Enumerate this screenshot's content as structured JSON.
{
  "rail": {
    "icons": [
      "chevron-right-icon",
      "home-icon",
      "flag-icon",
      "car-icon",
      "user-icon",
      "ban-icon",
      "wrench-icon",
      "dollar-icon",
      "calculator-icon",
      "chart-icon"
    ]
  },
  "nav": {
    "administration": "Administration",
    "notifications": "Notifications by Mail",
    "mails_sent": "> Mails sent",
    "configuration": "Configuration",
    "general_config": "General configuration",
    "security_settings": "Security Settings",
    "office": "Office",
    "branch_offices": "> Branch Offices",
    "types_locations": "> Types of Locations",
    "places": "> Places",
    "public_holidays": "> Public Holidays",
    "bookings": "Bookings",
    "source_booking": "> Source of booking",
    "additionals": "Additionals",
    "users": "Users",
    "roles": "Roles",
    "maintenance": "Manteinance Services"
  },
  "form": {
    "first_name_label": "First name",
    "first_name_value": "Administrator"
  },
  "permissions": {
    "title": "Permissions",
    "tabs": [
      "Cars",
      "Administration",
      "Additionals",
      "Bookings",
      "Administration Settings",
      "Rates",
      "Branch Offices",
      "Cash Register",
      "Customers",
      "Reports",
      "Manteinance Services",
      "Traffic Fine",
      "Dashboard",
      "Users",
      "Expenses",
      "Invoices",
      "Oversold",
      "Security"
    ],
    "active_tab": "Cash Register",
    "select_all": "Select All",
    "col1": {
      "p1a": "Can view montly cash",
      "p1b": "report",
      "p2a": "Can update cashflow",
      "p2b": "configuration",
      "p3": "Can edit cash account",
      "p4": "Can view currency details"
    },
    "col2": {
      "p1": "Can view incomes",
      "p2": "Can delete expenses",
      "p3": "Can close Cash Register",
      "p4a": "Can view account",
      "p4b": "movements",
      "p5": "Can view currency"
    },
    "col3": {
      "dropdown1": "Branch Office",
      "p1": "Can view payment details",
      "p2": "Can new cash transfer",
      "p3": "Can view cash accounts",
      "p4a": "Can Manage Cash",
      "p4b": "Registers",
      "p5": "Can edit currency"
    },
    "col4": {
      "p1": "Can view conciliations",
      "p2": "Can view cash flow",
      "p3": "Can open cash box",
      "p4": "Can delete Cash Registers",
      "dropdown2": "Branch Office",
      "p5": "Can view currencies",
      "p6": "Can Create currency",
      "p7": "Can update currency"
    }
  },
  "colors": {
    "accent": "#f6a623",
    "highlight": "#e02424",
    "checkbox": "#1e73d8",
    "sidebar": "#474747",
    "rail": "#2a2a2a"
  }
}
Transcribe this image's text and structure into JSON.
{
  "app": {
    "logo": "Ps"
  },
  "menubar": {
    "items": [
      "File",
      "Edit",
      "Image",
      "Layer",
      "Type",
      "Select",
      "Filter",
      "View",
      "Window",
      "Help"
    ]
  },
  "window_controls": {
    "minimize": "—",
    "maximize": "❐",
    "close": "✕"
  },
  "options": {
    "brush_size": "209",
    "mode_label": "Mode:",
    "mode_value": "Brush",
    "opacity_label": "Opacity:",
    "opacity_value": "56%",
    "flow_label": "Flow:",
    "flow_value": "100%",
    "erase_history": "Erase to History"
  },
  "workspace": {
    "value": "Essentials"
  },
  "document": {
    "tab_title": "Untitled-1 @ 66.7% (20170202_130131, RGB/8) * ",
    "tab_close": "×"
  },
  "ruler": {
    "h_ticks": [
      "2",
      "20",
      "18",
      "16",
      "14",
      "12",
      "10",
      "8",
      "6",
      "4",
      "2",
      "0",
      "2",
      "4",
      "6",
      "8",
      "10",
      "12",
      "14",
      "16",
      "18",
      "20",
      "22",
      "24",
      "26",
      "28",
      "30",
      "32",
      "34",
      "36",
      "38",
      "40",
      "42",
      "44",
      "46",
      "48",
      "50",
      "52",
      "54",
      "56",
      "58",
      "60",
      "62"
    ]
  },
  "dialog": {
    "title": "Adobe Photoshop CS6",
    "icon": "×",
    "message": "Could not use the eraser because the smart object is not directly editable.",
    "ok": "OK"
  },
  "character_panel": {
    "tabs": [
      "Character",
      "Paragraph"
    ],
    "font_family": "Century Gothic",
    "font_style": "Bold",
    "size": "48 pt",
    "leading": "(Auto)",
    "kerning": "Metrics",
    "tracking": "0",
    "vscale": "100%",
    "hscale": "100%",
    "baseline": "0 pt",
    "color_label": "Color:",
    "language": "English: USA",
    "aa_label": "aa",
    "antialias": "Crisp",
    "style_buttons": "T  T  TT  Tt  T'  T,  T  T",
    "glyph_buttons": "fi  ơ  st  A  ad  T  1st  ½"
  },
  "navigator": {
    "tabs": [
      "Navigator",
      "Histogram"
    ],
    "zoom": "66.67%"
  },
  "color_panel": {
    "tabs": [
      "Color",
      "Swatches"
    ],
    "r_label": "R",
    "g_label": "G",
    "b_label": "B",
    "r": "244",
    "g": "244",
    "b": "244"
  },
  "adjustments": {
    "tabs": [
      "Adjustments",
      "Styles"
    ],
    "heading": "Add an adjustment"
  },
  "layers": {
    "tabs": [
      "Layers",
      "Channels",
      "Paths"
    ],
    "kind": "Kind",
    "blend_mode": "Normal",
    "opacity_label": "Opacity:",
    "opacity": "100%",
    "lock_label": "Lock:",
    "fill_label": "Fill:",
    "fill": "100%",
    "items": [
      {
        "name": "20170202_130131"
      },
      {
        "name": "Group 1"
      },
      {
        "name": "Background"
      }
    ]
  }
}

━━━━

• WHAT YOU SHOULD DO: Transcribe every entry exactly, omitting nothing.

• COMPLETE RESPONSE:
Enumerate this screenshot's content as structured JSON.
{
  "rail": {
    "icons": [
      "chevron-right-icon",
      "home-icon",
      "flag-icon",
      "car-icon",
      "user-icon",
      "ban-icon",
      "wrench-icon",
      "dollar-icon",
      "calculator-icon",
      "chart-icon"
    ]
  },
  "nav": {
    "administration": "Administration",
    "notifications": "Notifications by Mail",
    "mails_sent": "> Mails sent",
    "configuration": "Configuration",
    "general_config": "General configuration",
    "security_settings": "Security Settings",
    "office": "Office",
    "branch_offices": "> Branch Offices",
    "types_locations": "> Types of Locations",
    "places": "> Places",
    "public_holidays": "> Public Holidays",
    "bookings": "Bookings",
    "source_booking": "> Source of booking",
    "additionals": "Additionals",
    "users": "Users",
    "roles": "Roles",
    "maintenance": "Manteinance Services"
  },
  "form": {
    "first_name_label": "First name",
    "first_name_value": "Administrator"
  },
  "permissions": {
    "title": "Permissions",
    "tabs": [
      "Cars",
      "Administration",
      "Additionals",
      "Bookings",
      "Administration Settings",
      "Rates",
      "Branch Offices",
      "Cash Register",
      "Customers",
      "Reports",
      "Manteinance Services",
      "Traffic Fine",
      "Dashboard",
      "Users",
      "Expenses",
      "Invoices",
      "Oversold",
      "Security"
    ],
    "active_tab": "Cash Register",
    "select_all": "Select All",
    "col1": {
      "p1a": "Can view montly cash",
      "p1b": "report",
      "p2a": "Can update cashflow",
      "p2b": "configuration",
      "p3": "Can edit cash account",
      "p4": "Can view currency details"
    },
    "col2": {
      "p1": "Can view incomes",
      "p2": "Can delete expenses",
      "p3": "Can close Cash Register",
      "p4a": "Can view account",
      "p4b": "movements",
      "p5": "Can view currency"
    },
    "col3": {
      "dropdown1": "Branch Office",
      "p1": "Can view payment details",
      "p2": "Can new cash transfer",
      "p3": "Can view cash accounts",
      "p4a": "Can Manage Cash",
      "p4b": "Registers",
      "p5": "Can edit currency"
    },
    "col4": {
      "p1": "Can view conciliations",
      "p2": "Can view cash flow",
      "p3": "Can open cash box",
      "p4": "Can delete Cash Registers",
      "dropdown2": "Branch Office",
      "p5": "Can view currencies",
      "p6": "Can Create currency",
      "p7": "Can update currency"
    }
  },
  "colors": {
    "accent": "#f6a623",
    "highlight": "#e02424",
    "checkbox": "#1e73d8",
    "sidebar": "#474747",
    "rail": "#2a2a2a"
  }
}
Transcribe this image's text and structure into JSON.
{
  "app": {
    "logo": "Ps"
  },
  "menubar": {
    "items": [
      "File",
      "Edit",
      "Image",
      "Layer",
      "Type",
      "Select",
      "Filter",
      "View",
      "Window",
      "Help"
    ]
  },
  "window_controls": {
    "minimize": "—",
    "maximize": "❐",
    "close": "✕"
  },
  "options": {
    "brush_size": "209",
    "mode_label": "Mode:",
    "mode_value": "Brush",
    "opacity_label": "Opacity:",
    "opacity_value": "56%",
    "flow_label": "Flow:",
    "flow_value": "100%",
    "erase_history": "Erase to History"
  },
  "workspace": {
    "value": "Essentials"
  },
  "document": {
    "tab_title": "Untitled-1 @ 66.7% (20170202_130131, RGB/8) * ",
    "tab_close": "×"
  },
  "ruler": {
    "h_ticks": [
      "2",
      "20",
      "18",
      "16",
      "14",
      "12",
      "10",
      "8",
      "6",
      "4",
      "2",
      "0",
      "2",
      "4",
      "6",
      "8",
      "10",
      "12",
      "14",
      "16",
      "18",
      "20",
      "22",
      "24",
      "26",
      "28",
      "30",
      "32",
      "34",
      "36",
      "38",
      "40",
      "42",
      "44",
      "46",
      "48",
      "50",
      "52",
      "54",
      "56",
      "58",
      "60",
      "62"
    ]
  },
  "dialog": {
    "title": "Adobe Photoshop CS6",
    "icon": "×",
    "message": "Could not use the eraser because the smart object is not directly editable.",
    "ok": "OK"
  },
  "character_panel": {
    "tabs": [
      "Character",
      "Paragraph"
    ],
    "font_family": "Century Gothic",
    "font_style": "Bold",
    "size": "48 pt",
    "leading": "(Auto)",
    "kerning": "Metrics",
    "tracking": "0",
    "vscale": "100%",
    "hscale": "100%",
    "baseline": "0 pt",
    "color_label": "Color:",
    "language": "English: USA",
    "aa_label": "aa",
    "antialias": "Crisp",
    "style_buttons": "T  T  TT  Tt  T'  T,  T  T",
    "glyph_buttons": "fi  ơ  st  A  ad  T  1st  ½"
  },
  "navigator": {
    "tabs": [
      "Navigator",
      "Histogram"
    ],
    "zoom": "66.67%"
  },
  "color_panel": {
    "tabs": [
      "Color",
      "Swatches"
    ],
    "r_label": "R",
    "g_label": "G",
    "b_label": "B",
    "r": "244",
    "g": "244",
    "b": "244"
  },
  "adjustments": {
    "tabs": [
      "Adjustments",
      "Styles"
    ],
    "heading": "Add an adjustment"
  },
  "layers": {
    "tabs": [
      "Layers",
      "Channels",
      "Paths"
    ],
    "kind": "Kind",
    "blend_mode": "Normal",
    "opacity_label": "Opacity:",
    "opacity": "100%",
    "lock_label": "Lock:",
    "fill_label": "Fill:",
    "fill": "100%",
    "items": [
      {
        "name": "20170202_130131"
      },
      {
        "name": "Group 1"
      },
      {
        "name": "Background"
      }
    ]
  }
}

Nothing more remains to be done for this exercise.